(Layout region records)
[BEGIN]
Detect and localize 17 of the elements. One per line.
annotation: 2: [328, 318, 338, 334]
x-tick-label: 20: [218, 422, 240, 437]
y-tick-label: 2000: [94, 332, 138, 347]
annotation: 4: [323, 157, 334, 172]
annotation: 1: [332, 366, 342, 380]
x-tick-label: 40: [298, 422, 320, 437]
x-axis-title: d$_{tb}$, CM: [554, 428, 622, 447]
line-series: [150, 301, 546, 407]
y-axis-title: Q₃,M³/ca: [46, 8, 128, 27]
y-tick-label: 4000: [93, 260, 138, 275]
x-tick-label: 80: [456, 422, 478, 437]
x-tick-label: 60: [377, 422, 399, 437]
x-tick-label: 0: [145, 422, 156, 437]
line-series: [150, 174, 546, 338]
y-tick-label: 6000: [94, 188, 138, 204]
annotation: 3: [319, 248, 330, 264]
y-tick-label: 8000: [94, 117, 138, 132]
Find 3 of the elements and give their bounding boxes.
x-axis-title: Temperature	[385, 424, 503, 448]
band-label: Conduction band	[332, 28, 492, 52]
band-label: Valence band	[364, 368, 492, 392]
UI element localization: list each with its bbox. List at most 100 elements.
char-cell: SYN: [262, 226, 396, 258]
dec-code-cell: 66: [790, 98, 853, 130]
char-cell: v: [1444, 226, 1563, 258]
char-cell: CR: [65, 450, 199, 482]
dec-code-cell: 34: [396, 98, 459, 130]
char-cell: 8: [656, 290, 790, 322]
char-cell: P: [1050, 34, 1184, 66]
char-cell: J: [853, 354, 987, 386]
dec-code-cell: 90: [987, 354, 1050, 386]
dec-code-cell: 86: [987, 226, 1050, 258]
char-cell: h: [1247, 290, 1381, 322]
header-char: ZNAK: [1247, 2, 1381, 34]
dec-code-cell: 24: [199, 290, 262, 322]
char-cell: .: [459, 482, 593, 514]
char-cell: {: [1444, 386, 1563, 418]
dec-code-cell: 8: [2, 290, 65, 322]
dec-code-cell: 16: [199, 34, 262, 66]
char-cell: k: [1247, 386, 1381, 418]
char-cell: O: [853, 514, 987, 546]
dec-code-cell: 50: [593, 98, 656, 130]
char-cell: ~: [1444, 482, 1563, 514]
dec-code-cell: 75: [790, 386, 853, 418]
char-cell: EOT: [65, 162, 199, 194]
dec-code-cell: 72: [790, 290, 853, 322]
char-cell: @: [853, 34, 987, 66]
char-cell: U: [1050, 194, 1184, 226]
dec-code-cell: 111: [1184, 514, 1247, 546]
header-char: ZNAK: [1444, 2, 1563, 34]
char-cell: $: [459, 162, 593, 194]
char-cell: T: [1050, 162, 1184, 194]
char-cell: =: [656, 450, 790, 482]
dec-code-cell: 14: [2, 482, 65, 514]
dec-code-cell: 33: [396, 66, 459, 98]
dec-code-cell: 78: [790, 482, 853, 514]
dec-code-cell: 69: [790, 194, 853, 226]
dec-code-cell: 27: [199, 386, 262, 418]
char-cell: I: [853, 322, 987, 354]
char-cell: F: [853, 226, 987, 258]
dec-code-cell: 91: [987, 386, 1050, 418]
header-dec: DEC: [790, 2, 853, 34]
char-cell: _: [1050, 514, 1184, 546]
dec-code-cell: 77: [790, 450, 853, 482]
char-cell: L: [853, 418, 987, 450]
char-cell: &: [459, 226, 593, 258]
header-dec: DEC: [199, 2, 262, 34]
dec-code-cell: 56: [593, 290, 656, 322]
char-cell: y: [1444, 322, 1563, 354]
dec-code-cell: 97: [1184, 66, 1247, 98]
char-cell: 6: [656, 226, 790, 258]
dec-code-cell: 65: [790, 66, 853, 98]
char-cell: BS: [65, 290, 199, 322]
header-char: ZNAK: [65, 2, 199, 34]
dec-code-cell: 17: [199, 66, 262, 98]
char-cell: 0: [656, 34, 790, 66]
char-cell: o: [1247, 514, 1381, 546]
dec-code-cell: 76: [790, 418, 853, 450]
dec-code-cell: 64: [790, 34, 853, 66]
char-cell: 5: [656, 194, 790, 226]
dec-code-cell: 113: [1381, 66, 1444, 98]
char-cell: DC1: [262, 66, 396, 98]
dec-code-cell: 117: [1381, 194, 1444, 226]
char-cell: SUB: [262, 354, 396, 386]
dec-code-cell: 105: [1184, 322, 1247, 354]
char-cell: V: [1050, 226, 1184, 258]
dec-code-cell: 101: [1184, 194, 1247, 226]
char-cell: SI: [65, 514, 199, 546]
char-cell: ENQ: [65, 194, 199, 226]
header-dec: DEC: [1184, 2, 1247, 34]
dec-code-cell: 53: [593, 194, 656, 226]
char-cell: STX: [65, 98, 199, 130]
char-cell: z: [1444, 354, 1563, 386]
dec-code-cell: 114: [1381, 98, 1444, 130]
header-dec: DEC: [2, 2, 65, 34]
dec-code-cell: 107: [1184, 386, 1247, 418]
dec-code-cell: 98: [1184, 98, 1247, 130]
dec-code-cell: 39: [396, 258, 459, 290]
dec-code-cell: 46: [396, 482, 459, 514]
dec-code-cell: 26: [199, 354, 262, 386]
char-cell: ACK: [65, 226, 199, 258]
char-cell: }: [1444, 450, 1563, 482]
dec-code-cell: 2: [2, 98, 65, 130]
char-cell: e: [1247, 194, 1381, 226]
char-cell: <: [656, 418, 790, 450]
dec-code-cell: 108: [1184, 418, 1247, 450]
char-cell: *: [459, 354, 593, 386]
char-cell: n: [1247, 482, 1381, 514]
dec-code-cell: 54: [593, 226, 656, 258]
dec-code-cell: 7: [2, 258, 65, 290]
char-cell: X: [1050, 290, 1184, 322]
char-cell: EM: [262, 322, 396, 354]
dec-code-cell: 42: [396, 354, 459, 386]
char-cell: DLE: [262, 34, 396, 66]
[END]
• _EXERCISE AIM_:
Copy the entries above verbatim, starting from the first line and ending with the line that contains "char-cell: v: [1444, 226, 1563, 258]", including that line.

• _COMPLETED EXERCISE_:
Detect and localize 17 of the elements. One per line.
annotation: 2: [328, 318, 338, 334]
x-tick-label: 20: [218, 422, 240, 437]
y-tick-label: 2000: [94, 332, 138, 347]
annotation: 4: [323, 157, 334, 172]
annotation: 1: [332, 366, 342, 380]
x-tick-label: 40: [298, 422, 320, 437]
x-axis-title: d$_{tb}$, CM: [554, 428, 622, 447]
line-series: [150, 301, 546, 407]
y-axis-title: Q₃,M³/ca: [46, 8, 128, 27]
y-tick-label: 4000: [93, 260, 138, 275]
x-tick-label: 80: [456, 422, 478, 437]
x-tick-label: 60: [377, 422, 399, 437]
x-tick-label: 0: [145, 422, 156, 437]
line-series: [150, 174, 546, 338]
y-tick-label: 6000: [94, 188, 138, 204]
annotation: 3: [319, 248, 330, 264]
y-tick-label: 8000: [94, 117, 138, 132]
Find 3 of the elements and give their bounding boxes.
x-axis-title: Temperature	[385, 424, 503, 448]
band-label: Conduction band	[332, 28, 492, 52]
band-label: Valence band	[364, 368, 492, 392]
UI element localization: list each with its bbox. List at most 100 elements.
char-cell: SYN: [262, 226, 396, 258]
dec-code-cell: 66: [790, 98, 853, 130]
char-cell: v: [1444, 226, 1563, 258]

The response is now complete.